Directions:
Look through the listing for the word "this". Copy each line that has it.

(Saved entries)
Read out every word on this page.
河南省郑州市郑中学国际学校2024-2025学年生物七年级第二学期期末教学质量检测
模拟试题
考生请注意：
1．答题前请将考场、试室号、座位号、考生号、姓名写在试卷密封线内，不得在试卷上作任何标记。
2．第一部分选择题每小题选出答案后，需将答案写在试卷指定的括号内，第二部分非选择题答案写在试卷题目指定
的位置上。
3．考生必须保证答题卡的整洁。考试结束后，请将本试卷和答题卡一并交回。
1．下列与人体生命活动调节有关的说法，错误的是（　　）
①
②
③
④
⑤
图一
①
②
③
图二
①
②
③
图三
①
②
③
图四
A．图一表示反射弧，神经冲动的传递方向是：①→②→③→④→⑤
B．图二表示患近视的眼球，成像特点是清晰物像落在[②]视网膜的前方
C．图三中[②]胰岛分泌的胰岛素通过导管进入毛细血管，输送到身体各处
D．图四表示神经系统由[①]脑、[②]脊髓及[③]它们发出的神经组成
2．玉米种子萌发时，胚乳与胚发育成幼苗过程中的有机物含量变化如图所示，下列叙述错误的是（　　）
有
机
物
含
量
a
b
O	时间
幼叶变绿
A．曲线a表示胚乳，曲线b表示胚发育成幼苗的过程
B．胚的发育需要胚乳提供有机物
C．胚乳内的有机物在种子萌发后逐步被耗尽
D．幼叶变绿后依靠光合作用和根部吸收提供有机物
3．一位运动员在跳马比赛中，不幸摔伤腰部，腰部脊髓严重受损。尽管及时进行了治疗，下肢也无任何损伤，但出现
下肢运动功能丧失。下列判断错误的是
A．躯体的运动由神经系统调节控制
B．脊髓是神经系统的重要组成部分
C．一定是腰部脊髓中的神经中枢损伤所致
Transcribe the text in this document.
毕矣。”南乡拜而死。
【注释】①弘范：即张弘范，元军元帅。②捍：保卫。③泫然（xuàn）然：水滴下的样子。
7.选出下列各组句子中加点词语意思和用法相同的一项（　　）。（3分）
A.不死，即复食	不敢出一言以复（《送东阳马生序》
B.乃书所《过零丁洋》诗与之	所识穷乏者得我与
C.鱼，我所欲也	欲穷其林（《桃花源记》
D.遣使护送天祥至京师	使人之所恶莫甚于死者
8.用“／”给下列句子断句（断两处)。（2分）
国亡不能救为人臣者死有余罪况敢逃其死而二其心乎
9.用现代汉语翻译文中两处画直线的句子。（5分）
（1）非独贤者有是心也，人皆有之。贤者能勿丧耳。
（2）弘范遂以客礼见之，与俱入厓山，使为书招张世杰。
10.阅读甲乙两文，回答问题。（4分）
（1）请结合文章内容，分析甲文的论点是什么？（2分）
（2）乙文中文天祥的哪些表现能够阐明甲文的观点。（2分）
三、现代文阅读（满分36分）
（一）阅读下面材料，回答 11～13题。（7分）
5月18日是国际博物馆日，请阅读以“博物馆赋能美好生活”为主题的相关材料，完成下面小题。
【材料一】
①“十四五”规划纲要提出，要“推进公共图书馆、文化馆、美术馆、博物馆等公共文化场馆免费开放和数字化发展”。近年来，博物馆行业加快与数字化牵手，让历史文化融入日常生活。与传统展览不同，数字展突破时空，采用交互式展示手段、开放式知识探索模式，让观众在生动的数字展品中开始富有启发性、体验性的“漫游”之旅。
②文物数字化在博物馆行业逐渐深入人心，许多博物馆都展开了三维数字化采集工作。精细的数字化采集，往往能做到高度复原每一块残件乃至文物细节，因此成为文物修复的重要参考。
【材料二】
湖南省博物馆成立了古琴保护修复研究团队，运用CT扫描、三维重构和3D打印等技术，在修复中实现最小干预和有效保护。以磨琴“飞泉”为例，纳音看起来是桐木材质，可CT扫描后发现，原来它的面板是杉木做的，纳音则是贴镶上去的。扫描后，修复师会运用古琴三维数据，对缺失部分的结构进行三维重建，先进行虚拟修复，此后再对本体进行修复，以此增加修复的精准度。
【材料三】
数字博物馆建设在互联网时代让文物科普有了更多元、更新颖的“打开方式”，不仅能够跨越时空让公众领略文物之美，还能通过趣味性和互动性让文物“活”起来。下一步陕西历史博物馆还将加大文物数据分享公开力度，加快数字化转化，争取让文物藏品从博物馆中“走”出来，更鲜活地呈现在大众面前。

Solution:
Read out every word on this page.
Transcribe the text in this document.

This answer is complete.